## TASK INSTRUCTIONS:
Copy each line of the entries beneath that contains the word "this".

## AVAILABLE DATA:

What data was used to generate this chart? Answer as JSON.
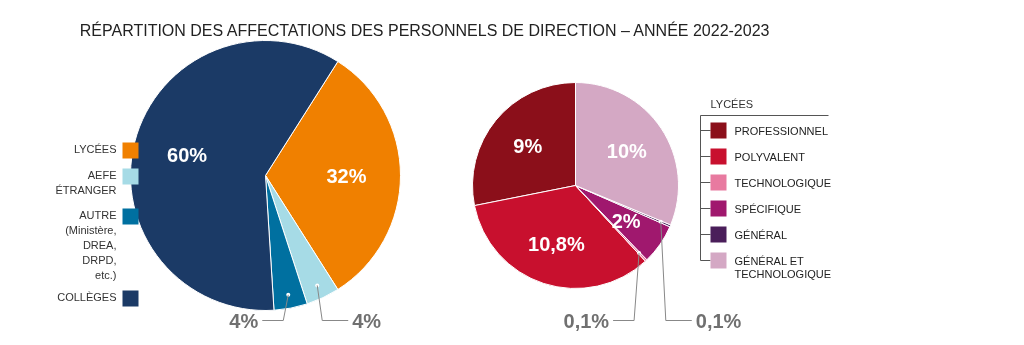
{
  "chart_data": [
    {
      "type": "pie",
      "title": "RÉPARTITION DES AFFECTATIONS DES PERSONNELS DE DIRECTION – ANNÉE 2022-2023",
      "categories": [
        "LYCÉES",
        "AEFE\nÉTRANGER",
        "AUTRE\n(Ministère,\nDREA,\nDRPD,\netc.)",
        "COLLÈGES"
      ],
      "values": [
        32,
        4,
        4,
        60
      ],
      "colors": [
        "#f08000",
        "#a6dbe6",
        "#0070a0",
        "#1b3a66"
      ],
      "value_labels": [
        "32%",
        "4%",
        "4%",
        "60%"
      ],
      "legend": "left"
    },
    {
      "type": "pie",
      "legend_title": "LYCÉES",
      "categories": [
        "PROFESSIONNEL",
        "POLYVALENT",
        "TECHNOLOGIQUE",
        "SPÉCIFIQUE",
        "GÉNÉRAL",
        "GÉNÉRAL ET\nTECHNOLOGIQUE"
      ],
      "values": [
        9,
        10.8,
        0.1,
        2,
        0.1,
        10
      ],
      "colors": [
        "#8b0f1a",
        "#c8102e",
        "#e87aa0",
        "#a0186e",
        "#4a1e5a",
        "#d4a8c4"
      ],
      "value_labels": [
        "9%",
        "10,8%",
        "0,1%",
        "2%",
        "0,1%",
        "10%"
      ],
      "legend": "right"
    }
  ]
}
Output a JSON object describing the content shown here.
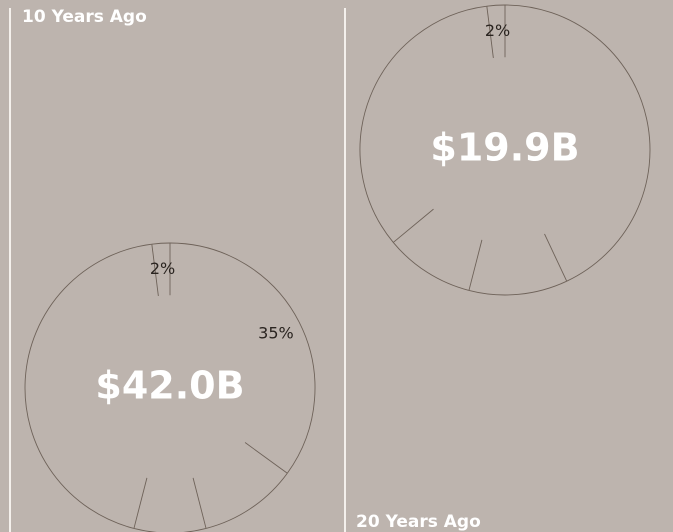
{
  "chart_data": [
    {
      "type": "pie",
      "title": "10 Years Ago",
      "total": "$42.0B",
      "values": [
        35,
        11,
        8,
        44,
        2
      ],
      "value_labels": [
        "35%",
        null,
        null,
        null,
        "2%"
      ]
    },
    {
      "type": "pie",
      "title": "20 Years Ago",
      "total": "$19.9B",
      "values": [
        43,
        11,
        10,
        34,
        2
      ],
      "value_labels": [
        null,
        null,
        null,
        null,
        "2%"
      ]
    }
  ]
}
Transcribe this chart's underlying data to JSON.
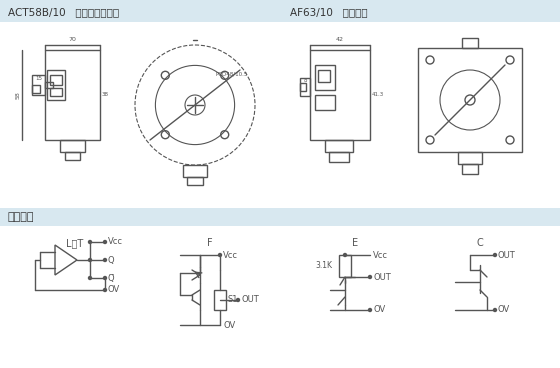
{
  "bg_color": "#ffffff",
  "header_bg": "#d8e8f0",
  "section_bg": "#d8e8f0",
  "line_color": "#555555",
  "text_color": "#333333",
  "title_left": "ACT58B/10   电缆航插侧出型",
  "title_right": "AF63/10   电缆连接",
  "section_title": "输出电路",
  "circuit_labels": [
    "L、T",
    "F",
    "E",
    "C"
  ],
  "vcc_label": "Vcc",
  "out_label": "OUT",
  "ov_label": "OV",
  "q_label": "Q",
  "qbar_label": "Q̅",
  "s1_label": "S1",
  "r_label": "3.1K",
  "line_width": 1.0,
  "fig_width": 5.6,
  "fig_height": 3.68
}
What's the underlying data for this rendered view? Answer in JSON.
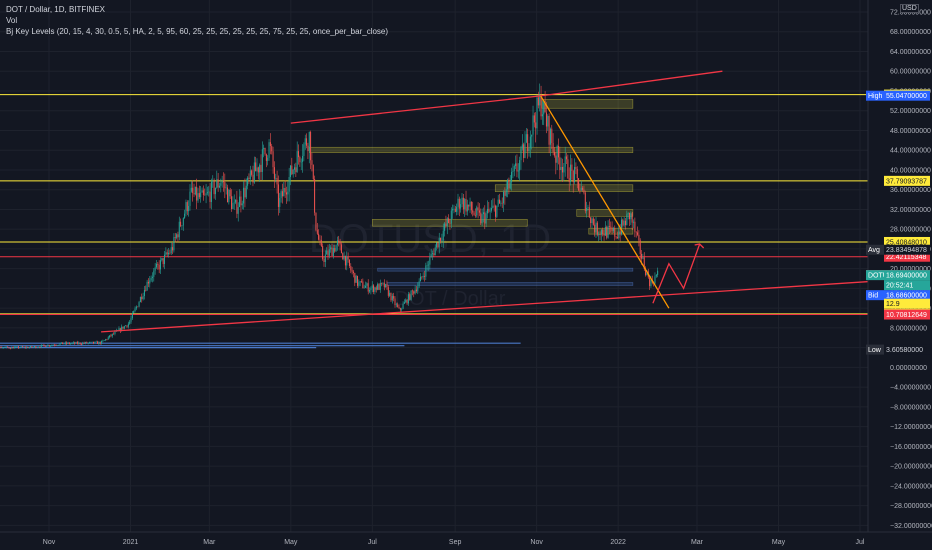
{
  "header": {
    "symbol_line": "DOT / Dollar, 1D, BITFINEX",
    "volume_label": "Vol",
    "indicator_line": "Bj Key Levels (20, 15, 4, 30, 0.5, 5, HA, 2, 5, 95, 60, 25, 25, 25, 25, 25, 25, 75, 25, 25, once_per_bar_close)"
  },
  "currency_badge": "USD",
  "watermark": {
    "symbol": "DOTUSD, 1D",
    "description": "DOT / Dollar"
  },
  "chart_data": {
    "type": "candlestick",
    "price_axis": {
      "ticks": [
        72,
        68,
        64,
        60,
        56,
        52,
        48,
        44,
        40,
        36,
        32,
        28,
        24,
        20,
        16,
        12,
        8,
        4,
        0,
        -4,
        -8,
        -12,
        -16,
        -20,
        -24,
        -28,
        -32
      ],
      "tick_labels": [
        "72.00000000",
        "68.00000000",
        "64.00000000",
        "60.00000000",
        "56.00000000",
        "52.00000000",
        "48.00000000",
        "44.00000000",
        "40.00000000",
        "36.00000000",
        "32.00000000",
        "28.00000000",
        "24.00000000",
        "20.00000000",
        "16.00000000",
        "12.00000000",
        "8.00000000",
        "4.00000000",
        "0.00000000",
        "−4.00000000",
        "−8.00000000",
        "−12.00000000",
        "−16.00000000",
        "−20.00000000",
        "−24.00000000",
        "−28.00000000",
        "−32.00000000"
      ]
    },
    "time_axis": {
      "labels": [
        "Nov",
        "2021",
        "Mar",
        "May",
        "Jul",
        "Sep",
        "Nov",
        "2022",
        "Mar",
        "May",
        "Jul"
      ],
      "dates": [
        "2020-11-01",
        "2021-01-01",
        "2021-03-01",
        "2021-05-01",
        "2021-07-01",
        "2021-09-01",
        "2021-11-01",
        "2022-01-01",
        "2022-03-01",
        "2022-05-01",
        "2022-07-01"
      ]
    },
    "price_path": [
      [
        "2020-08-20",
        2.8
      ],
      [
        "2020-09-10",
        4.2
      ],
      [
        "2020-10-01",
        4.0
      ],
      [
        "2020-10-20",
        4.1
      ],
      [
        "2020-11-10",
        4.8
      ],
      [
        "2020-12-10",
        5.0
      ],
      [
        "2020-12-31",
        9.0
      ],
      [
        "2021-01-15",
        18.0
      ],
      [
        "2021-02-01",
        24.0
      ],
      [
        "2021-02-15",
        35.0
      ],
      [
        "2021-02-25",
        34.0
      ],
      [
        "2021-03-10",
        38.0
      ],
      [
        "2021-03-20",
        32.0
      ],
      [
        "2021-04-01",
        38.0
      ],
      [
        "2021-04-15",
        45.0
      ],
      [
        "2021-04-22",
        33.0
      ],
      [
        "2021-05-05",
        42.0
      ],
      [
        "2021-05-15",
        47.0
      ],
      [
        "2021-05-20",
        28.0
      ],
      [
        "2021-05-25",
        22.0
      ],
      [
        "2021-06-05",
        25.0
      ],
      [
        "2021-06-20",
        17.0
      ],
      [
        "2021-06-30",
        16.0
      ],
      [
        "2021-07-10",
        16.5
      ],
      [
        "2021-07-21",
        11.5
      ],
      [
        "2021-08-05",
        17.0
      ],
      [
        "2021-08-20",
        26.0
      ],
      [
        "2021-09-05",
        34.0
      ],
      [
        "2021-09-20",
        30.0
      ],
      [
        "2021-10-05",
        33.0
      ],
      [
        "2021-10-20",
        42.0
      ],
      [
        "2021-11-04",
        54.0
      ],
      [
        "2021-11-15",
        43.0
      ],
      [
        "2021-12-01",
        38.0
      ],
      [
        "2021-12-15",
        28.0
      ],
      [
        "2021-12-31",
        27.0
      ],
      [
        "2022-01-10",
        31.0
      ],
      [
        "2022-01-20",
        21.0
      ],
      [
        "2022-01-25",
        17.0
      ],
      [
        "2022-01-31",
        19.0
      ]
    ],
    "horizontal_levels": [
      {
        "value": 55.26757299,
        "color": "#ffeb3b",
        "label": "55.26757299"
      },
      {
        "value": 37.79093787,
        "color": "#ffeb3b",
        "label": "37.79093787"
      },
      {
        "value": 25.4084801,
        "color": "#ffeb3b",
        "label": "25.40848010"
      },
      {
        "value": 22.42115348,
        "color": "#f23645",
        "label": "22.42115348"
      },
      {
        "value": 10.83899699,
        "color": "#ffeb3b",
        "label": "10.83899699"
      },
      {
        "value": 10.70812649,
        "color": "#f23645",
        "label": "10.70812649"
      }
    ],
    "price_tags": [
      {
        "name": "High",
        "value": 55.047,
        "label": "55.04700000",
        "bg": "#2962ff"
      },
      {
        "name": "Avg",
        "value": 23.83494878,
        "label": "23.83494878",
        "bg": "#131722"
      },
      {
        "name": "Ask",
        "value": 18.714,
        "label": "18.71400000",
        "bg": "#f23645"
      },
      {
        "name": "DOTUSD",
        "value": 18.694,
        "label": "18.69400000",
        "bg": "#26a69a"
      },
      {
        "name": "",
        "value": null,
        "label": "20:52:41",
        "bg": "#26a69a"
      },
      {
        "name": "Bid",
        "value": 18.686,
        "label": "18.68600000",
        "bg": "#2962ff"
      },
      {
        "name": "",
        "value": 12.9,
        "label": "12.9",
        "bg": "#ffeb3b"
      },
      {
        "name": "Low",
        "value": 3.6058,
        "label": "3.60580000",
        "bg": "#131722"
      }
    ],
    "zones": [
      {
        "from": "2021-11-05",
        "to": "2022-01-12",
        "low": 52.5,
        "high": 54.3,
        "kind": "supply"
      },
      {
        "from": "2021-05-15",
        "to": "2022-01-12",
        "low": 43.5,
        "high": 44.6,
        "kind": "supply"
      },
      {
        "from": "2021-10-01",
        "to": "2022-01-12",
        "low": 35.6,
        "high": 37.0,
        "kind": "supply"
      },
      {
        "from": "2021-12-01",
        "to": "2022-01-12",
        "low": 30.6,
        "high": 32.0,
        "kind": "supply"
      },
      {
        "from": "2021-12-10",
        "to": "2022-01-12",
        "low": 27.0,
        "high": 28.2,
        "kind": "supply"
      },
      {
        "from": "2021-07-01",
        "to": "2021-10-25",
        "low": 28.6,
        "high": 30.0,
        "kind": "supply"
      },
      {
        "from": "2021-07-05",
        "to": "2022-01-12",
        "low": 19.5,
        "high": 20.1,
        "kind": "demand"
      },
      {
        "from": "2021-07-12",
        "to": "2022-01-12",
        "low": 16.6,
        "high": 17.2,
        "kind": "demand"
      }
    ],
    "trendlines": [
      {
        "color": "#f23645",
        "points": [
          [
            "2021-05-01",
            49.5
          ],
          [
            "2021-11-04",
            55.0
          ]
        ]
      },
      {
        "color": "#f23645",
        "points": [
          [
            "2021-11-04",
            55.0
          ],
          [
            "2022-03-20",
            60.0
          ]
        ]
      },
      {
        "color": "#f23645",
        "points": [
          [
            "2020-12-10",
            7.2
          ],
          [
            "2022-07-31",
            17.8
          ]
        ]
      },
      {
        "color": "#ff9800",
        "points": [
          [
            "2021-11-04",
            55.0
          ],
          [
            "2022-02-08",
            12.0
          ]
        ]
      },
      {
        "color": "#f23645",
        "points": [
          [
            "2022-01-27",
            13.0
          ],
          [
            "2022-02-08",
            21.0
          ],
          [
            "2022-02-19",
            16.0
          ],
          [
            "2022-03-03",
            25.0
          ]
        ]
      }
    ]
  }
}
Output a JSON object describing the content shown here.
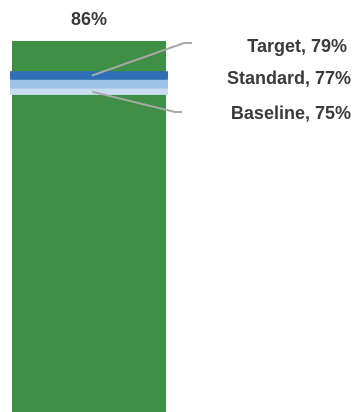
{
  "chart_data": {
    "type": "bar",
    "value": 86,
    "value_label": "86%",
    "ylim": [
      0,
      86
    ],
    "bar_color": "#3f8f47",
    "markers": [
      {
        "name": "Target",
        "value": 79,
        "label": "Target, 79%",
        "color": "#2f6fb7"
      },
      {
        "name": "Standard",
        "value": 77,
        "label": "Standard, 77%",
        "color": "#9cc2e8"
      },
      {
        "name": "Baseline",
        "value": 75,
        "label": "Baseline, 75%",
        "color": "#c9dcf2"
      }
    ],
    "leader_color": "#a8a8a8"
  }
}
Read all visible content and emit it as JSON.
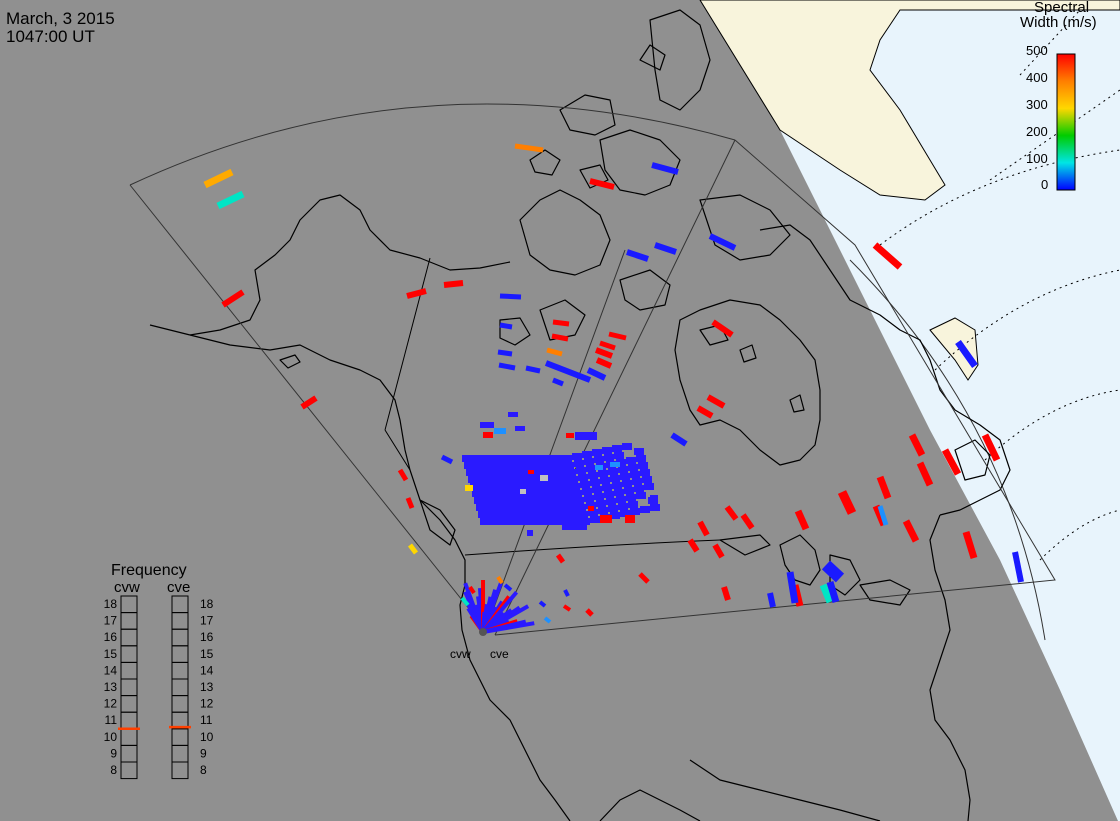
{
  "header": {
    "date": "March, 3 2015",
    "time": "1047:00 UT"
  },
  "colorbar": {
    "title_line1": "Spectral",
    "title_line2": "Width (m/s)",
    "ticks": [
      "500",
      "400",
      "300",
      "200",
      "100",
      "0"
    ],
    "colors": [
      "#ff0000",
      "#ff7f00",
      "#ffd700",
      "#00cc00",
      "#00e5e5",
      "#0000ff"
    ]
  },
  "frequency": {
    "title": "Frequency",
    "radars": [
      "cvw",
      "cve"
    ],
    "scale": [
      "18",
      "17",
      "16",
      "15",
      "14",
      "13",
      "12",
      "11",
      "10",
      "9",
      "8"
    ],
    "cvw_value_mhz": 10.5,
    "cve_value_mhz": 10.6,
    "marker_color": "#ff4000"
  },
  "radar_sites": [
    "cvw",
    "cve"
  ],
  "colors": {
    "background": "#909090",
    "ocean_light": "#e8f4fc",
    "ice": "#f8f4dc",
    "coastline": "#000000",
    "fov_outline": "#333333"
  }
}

## EXPECTED OUTPUT:
What data was used to generate this chart? Answer as JSON.
Transcribe this chart's underlying data to JSON.
What's the underlying data for this rendered view? Answer in JSON.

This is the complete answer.